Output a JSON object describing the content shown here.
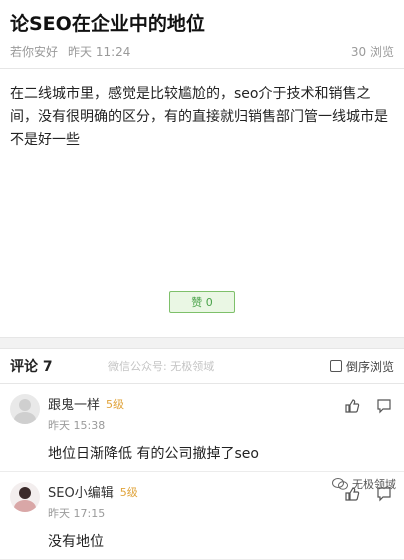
{
  "article": {
    "title": "论SEO在企业中的地位",
    "author": "若你安好",
    "time": "昨天 11:24",
    "views": "30 浏览",
    "body": "在二线城市里，感觉是比较尴尬的，seo介于技术和销售之间，没有很明确的区分，有的直接就归销售部门管一线城市是不是好一些",
    "like_label": "赞 0"
  },
  "comments_bar": {
    "title": "评论 7",
    "watermark": "微信公众号: 无极领域",
    "sort_label": "倒序浏览"
  },
  "comments": [
    {
      "name": "跟鬼一样",
      "level": "5级",
      "time": "昨天 15:38",
      "text": "地位日渐降低 有的公司撤掉了seo"
    },
    {
      "name": "SEO小编辑",
      "level": "5级",
      "time": "昨天 17:15",
      "text": "没有地位"
    }
  ],
  "brand": {
    "label": "无极领域"
  },
  "colors": {
    "accent_green": "#4aa24a",
    "level_orange": "#e0a33a"
  }
}
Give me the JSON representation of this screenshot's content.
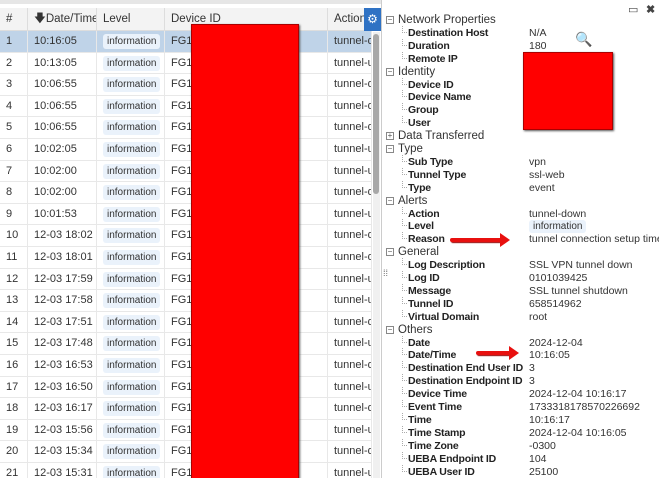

Exercise requirements: Write the entries above out again exactly, but not the pictures.

Written response:
Output a JSON object describing the content shown here.
{
  "article": {
    "title": "论SEO在企业中的地位",
    "author": "若你安好",
    "time": "昨天 11:24",
    "views": "30 浏览",
    "body": "在二线城市里，感觉是比较尴尬的，seo介于技术和销售之间，没有很明确的区分，有的直接就归销售部门管一线城市是不是好一些",
    "like_label": "赞 0"
  },
  "comments_bar": {
    "title": "评论 7",
    "watermark": "微信公众号: 无极领域",
    "sort_label": "倒序浏览"
  },
  "comments": [
    {
      "name": "跟鬼一样",
      "level": "5级",
      "time": "昨天 15:38",
      "text": "地位日渐降低 有的公司撤掉了seo"
    },
    {
      "name": "SEO小编辑",
      "level": "5级",
      "time": "昨天 17:15",
      "text": "没有地位"
    }
  ],
  "brand": {
    "label": "无极领域"
  },
  "colors": {
    "accent_green": "#4aa24a",
    "level_orange": "#e0a33a"
  }
}
Give me the JSON representation of this screenshot's content.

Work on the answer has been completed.